Work out how many lines of the listing hold the string "BULK", then answer with that number and nothing else.
** start Record excerpts **
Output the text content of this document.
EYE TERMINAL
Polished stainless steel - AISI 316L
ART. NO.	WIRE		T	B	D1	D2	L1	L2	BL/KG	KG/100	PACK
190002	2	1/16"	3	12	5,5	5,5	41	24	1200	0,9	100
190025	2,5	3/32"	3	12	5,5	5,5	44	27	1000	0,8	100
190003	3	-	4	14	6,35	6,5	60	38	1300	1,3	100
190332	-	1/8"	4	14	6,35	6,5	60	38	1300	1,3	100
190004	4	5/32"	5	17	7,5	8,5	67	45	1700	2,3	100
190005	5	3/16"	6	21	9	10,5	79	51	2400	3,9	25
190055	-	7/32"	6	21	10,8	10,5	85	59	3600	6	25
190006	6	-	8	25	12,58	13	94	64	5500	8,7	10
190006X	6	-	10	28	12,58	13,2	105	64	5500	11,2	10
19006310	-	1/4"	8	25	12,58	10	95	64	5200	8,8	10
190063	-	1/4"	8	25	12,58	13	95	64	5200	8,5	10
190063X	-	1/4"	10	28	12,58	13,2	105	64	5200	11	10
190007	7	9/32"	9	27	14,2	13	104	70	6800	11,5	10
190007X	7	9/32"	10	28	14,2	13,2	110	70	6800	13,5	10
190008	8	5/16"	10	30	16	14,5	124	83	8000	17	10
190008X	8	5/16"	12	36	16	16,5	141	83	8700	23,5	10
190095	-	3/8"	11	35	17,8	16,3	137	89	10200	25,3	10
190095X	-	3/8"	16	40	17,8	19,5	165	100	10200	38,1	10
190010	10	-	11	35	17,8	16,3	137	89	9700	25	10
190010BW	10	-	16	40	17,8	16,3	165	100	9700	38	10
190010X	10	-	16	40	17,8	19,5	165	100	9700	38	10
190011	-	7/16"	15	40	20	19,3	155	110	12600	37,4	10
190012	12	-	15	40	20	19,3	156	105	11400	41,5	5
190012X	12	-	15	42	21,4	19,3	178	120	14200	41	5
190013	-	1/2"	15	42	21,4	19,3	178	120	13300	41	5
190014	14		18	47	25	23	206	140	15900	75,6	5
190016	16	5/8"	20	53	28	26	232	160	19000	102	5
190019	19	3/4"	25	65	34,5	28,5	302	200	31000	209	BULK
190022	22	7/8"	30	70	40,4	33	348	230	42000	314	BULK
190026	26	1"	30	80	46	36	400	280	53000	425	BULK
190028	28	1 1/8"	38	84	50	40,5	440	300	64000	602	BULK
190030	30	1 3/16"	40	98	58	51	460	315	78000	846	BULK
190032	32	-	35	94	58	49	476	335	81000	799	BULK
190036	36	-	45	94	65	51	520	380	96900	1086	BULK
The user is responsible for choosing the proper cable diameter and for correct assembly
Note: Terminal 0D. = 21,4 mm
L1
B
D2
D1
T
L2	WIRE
** end Record excerpts **
▶ _Reply_
7